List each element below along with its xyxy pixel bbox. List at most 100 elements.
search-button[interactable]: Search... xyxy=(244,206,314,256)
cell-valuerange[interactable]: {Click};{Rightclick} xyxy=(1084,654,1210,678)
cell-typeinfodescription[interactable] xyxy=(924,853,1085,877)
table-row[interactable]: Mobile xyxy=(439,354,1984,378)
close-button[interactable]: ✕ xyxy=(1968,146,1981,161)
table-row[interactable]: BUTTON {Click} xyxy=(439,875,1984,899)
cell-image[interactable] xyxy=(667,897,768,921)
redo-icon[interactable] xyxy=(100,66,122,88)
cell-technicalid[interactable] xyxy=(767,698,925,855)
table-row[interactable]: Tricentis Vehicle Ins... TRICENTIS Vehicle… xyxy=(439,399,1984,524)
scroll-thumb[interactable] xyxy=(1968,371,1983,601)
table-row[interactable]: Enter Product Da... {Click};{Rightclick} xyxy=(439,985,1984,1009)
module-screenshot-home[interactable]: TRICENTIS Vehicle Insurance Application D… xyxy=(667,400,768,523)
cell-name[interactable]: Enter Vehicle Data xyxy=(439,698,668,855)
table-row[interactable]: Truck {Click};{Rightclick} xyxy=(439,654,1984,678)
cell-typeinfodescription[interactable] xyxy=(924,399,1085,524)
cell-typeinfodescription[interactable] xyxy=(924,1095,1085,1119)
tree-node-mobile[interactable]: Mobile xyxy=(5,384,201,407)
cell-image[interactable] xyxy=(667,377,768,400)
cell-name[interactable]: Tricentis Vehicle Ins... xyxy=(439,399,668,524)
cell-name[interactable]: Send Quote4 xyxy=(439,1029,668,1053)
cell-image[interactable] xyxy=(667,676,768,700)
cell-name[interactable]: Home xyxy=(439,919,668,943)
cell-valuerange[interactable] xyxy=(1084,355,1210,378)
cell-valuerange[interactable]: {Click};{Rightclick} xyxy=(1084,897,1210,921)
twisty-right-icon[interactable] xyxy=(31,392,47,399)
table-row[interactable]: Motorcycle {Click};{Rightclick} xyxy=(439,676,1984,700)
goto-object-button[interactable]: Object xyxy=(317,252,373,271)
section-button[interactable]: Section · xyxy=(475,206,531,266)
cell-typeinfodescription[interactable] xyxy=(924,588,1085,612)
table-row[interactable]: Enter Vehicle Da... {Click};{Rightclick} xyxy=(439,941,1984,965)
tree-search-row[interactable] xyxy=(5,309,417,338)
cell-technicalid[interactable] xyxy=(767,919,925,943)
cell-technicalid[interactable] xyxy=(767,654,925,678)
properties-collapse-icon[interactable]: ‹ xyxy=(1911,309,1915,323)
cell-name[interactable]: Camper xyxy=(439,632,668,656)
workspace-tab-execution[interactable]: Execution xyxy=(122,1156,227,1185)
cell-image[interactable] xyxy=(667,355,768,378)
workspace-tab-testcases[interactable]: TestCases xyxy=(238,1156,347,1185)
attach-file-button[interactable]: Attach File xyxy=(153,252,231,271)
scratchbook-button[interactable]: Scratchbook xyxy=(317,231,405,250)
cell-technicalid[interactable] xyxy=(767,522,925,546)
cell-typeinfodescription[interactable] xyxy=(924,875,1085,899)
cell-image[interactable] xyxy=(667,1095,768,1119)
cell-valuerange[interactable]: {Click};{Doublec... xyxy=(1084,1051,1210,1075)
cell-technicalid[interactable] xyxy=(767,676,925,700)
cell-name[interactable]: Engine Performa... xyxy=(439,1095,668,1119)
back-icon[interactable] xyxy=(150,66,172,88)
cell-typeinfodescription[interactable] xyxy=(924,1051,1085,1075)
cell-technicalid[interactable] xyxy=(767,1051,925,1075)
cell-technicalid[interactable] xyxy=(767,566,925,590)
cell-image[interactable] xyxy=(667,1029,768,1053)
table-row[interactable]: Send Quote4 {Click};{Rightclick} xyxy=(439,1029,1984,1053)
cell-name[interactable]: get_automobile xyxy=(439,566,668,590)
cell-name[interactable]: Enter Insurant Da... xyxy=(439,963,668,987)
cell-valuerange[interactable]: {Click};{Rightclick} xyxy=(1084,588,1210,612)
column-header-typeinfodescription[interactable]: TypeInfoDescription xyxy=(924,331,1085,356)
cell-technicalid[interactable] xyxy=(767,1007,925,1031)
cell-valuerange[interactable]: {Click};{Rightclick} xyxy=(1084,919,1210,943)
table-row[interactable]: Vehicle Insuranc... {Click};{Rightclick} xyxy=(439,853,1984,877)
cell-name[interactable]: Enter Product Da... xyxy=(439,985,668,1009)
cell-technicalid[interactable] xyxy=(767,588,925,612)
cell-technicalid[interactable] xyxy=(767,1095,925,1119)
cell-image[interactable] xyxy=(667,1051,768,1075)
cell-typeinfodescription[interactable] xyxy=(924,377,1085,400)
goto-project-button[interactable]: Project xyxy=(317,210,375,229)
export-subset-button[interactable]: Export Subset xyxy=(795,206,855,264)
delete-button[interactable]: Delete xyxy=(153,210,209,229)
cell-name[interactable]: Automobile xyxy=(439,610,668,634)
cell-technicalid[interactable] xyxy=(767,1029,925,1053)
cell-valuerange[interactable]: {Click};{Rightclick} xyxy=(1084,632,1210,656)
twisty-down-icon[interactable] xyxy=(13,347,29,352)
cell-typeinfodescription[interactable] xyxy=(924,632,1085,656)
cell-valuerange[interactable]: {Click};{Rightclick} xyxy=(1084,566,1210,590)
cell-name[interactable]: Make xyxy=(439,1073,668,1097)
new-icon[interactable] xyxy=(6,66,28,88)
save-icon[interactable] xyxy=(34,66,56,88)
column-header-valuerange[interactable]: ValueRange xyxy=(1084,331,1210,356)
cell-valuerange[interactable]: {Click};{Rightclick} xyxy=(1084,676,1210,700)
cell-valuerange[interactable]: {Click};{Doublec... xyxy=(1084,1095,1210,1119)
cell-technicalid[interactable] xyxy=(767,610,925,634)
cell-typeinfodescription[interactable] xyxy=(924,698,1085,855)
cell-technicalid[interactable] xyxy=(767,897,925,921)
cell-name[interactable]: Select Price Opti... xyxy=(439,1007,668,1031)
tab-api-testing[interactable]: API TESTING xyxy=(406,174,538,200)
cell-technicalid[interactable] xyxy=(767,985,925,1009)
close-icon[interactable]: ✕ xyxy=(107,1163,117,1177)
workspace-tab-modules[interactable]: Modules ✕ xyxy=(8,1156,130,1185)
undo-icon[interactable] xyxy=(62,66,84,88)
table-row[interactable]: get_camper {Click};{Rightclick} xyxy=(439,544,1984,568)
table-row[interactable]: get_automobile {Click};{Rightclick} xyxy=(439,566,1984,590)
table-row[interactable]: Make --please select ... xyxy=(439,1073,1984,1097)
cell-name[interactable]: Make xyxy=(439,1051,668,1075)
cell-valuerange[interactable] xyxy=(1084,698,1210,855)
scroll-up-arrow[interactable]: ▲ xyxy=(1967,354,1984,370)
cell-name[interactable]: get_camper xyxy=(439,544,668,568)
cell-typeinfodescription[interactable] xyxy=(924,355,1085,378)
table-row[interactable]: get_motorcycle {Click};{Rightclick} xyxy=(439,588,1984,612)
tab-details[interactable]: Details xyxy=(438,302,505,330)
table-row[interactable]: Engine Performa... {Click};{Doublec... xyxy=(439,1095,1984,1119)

Stated task:
Rewrite the entries from the first line through the line containing "cell-technicalid[interactable] xyxy=(767,698,925,855)", inclusive, substituting "Tablet" for "Mobile" and leaving everything else unchanged. Give only those lines.

Worked answer:
List each element below along with its xyxy pixel bbox. List at most 100 elements.
search-button[interactable]: Search... xyxy=(244,206,314,256)
cell-valuerange[interactable]: {Click};{Rightclick} xyxy=(1084,654,1210,678)
cell-typeinfodescription[interactable] xyxy=(924,853,1085,877)
table-row[interactable]: Tablet xyxy=(439,354,1984,378)
close-button[interactable]: ✕ xyxy=(1968,146,1981,161)
table-row[interactable]: BUTTON {Click} xyxy=(439,875,1984,899)
cell-image[interactable] xyxy=(667,897,768,921)
redo-icon[interactable] xyxy=(100,66,122,88)
cell-technicalid[interactable] xyxy=(767,698,925,855)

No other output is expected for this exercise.